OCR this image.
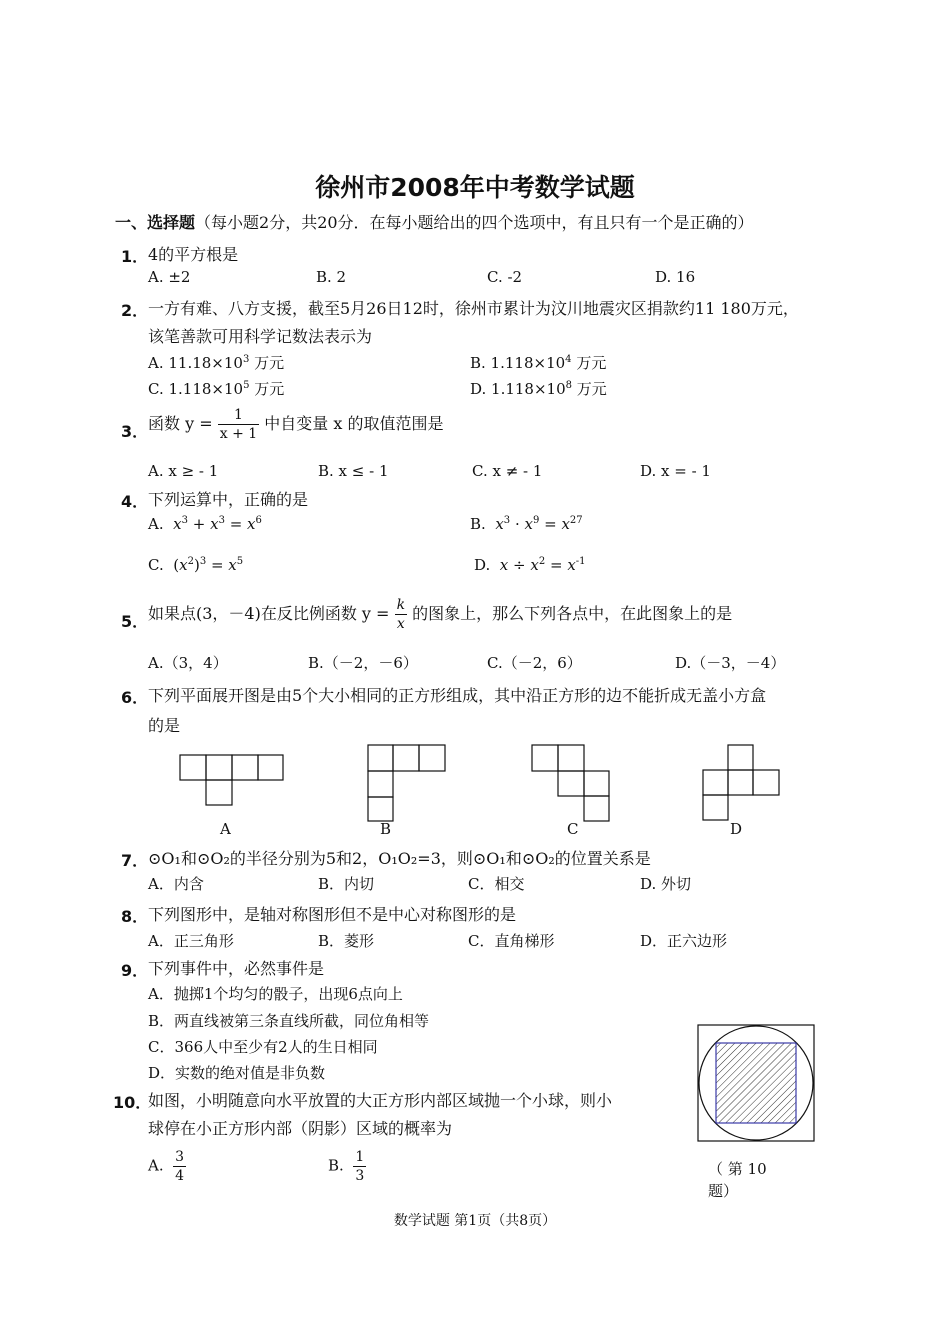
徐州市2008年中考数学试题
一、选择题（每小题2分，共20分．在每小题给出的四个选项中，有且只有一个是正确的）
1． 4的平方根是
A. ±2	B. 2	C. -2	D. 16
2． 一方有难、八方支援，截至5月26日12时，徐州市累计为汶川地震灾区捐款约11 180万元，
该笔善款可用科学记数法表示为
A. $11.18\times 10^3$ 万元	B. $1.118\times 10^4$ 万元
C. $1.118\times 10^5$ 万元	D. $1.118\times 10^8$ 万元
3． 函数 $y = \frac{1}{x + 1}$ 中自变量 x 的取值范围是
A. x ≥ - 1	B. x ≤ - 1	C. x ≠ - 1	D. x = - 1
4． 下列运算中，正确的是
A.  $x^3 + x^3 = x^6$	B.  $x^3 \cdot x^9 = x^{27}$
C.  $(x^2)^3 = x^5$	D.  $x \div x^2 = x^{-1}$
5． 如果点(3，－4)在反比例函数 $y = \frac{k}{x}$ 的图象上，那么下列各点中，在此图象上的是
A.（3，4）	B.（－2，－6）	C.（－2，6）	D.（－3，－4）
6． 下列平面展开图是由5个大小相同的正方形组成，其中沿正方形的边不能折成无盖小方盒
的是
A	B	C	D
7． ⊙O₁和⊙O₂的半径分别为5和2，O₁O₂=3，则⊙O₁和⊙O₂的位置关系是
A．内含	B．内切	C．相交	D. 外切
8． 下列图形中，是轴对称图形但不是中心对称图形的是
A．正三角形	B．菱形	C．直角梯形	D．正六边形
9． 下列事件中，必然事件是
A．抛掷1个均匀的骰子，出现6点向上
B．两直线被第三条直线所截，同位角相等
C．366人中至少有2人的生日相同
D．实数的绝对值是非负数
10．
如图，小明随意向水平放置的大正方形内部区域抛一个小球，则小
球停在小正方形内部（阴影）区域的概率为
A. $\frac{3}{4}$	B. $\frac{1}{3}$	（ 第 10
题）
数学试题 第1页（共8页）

++++++++++

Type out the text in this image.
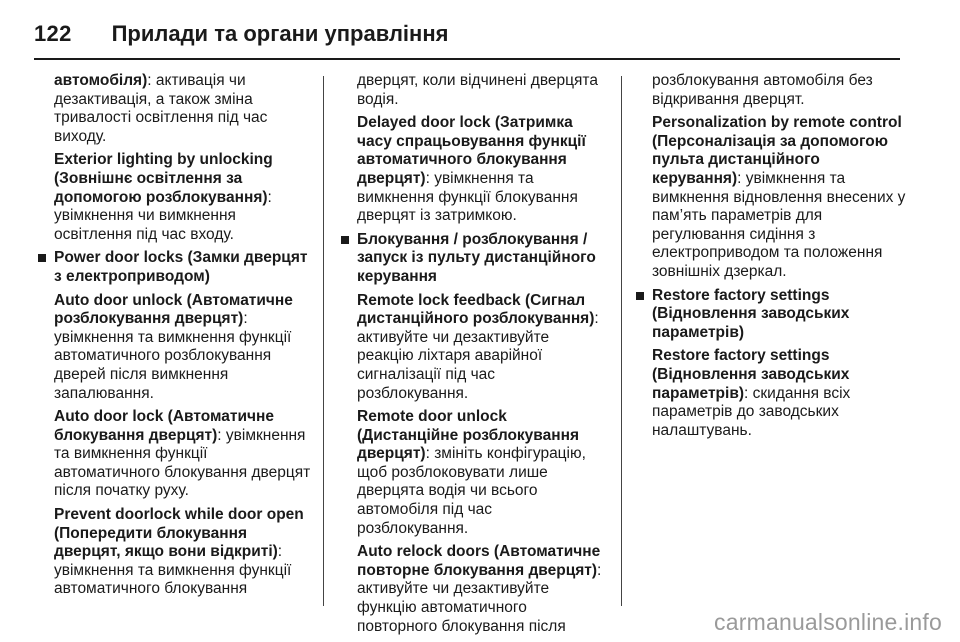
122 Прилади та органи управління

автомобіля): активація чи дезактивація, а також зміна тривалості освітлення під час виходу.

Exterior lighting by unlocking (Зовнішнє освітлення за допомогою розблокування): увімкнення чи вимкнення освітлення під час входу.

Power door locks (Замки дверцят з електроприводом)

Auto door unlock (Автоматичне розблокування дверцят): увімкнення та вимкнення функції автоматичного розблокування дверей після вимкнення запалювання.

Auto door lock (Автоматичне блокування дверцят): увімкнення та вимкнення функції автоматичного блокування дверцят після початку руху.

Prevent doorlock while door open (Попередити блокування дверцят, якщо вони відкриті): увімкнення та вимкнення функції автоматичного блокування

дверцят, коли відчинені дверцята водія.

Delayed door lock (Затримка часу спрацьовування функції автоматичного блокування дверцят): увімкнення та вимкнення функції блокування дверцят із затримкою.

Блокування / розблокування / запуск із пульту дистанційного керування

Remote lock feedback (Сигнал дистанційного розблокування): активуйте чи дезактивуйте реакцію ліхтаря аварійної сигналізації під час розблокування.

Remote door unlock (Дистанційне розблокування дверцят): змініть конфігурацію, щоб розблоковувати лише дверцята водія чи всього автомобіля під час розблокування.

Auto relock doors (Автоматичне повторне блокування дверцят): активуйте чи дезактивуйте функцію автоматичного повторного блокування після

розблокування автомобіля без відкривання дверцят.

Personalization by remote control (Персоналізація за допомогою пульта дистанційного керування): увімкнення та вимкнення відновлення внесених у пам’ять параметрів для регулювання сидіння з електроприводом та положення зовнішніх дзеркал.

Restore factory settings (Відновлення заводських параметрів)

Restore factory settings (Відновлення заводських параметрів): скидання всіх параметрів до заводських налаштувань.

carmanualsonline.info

++++++++++

» Exercise
Say the number of lines in the listing that hold "освітлення", with no added words.

» Answer to the task
2